Data entries:
— begin —

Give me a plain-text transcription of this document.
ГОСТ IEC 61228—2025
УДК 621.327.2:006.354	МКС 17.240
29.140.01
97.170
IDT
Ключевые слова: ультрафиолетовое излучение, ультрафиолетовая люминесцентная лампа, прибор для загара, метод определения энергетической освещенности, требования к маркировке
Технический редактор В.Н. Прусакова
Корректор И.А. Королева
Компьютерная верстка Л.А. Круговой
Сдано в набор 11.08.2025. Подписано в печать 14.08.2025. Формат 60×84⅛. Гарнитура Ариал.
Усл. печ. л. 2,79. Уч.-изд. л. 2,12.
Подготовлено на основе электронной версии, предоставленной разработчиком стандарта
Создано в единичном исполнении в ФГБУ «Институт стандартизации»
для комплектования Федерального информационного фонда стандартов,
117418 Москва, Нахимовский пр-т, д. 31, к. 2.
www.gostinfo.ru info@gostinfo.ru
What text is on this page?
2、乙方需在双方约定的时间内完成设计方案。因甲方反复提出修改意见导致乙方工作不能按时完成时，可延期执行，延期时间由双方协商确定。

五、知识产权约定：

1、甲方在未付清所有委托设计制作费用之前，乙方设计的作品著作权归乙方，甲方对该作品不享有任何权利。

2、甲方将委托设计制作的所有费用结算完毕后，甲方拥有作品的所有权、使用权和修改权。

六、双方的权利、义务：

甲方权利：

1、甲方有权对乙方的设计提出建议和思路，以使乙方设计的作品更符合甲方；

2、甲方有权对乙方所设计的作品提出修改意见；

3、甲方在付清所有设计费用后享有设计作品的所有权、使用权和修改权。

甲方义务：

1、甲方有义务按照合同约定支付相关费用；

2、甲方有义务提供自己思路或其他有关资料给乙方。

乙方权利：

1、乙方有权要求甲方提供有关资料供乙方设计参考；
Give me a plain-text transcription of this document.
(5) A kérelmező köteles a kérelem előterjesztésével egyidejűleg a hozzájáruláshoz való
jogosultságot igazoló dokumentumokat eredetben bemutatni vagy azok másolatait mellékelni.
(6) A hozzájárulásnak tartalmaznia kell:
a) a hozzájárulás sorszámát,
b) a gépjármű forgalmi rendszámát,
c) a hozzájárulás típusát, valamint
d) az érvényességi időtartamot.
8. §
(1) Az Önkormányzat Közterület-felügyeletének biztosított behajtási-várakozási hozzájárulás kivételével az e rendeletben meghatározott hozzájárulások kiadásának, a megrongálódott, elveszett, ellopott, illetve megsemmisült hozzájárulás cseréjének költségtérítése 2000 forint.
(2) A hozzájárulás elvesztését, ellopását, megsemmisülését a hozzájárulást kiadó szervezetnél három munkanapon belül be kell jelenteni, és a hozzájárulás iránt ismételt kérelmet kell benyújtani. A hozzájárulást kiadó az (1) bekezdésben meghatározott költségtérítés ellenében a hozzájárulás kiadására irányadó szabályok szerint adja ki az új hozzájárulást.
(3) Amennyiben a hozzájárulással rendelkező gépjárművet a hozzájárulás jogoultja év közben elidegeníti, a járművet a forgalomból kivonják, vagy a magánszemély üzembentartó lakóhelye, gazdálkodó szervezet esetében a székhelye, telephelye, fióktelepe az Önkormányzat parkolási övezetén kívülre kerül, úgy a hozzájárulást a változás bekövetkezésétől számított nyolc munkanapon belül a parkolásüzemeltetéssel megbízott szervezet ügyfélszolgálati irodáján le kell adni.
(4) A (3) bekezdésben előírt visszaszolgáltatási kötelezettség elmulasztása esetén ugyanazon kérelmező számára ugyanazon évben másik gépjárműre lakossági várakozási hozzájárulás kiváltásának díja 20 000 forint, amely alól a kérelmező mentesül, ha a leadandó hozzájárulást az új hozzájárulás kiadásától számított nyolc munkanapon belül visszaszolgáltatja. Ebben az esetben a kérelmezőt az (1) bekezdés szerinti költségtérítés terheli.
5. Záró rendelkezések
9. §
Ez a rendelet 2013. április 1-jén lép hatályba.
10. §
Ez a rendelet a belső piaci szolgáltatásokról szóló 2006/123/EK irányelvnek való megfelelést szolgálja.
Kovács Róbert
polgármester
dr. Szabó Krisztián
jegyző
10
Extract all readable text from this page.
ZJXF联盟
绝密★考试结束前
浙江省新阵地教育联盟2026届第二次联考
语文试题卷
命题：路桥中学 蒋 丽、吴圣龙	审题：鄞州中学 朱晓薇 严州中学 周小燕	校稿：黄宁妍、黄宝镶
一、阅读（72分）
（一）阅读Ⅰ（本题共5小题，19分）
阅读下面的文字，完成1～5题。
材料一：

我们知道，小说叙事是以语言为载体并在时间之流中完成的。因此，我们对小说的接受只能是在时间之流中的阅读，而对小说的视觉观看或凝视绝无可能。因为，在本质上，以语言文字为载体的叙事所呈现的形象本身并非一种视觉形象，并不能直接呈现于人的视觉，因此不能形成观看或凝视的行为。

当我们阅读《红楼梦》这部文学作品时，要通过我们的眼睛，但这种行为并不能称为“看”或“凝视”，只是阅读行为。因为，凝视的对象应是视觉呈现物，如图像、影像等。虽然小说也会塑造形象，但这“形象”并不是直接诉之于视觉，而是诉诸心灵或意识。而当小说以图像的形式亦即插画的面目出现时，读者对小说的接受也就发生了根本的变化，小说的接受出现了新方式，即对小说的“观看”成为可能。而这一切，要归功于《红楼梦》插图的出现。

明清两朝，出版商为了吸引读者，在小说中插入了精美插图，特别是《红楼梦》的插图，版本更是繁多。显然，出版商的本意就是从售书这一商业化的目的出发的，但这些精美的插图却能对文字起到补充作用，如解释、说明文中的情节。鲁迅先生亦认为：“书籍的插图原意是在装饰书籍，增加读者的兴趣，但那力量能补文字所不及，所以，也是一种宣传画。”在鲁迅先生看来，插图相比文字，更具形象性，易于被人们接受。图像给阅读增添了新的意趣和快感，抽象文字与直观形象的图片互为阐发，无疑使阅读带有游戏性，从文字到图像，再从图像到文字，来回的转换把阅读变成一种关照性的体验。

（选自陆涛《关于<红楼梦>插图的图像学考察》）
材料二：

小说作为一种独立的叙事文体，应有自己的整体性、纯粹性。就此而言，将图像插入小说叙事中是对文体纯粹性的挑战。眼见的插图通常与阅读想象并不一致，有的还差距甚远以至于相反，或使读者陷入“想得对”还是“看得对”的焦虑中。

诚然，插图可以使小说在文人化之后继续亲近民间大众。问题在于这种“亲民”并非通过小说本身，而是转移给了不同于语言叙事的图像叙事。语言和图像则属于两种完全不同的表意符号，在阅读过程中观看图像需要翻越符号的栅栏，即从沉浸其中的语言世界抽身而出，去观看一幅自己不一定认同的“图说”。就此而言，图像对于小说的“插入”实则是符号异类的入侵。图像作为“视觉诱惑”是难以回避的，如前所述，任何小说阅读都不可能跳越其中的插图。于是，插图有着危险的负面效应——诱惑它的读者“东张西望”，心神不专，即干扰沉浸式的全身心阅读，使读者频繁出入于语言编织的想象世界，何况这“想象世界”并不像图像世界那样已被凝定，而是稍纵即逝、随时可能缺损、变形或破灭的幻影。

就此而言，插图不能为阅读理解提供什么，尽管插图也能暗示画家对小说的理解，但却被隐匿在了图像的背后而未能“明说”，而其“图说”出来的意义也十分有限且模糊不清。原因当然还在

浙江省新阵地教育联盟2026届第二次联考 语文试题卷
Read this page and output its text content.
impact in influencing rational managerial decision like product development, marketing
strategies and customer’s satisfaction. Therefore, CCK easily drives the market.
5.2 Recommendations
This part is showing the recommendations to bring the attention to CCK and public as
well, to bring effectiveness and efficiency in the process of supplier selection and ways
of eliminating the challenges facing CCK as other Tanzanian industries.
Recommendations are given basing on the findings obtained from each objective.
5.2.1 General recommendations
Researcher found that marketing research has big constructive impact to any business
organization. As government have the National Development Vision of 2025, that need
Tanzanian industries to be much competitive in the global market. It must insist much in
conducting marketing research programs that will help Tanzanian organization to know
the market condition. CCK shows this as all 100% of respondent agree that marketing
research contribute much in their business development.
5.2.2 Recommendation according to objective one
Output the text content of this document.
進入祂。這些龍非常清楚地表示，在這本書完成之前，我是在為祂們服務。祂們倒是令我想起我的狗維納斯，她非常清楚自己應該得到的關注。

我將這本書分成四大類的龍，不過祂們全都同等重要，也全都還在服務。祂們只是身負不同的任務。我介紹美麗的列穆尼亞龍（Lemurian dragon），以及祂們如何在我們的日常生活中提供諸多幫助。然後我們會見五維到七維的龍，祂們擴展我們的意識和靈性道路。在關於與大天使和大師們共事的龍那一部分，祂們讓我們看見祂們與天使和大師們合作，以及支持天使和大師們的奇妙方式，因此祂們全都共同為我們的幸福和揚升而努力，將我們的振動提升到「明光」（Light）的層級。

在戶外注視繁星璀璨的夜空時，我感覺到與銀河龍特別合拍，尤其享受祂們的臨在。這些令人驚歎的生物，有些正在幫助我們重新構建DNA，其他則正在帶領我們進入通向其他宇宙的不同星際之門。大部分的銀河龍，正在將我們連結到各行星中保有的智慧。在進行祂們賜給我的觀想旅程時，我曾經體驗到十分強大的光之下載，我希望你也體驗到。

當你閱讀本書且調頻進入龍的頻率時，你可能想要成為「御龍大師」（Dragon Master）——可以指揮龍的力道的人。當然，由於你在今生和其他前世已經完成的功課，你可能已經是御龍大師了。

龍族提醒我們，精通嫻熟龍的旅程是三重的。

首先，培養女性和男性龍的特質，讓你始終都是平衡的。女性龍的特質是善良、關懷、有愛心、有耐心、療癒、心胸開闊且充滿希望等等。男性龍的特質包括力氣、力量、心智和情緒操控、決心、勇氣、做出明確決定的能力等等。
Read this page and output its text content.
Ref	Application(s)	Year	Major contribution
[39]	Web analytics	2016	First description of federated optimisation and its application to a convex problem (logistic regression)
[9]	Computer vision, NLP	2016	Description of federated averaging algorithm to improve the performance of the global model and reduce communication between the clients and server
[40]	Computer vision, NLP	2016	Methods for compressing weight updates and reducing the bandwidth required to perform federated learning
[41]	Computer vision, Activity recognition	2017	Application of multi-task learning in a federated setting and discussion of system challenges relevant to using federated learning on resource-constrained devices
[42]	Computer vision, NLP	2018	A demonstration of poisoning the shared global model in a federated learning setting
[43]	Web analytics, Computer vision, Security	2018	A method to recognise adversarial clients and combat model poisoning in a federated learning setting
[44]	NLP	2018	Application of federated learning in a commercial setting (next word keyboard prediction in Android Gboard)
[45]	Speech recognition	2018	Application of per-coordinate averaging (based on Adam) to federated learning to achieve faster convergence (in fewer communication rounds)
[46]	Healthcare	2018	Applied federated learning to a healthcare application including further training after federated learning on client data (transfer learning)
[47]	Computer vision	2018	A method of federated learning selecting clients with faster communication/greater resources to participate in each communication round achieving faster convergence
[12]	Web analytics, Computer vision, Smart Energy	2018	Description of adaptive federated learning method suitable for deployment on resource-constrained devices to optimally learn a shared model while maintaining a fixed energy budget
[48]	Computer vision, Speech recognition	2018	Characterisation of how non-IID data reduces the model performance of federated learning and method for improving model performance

— end —

Exercise task: Give only the number of lines that include the word "való".

Completed task: 2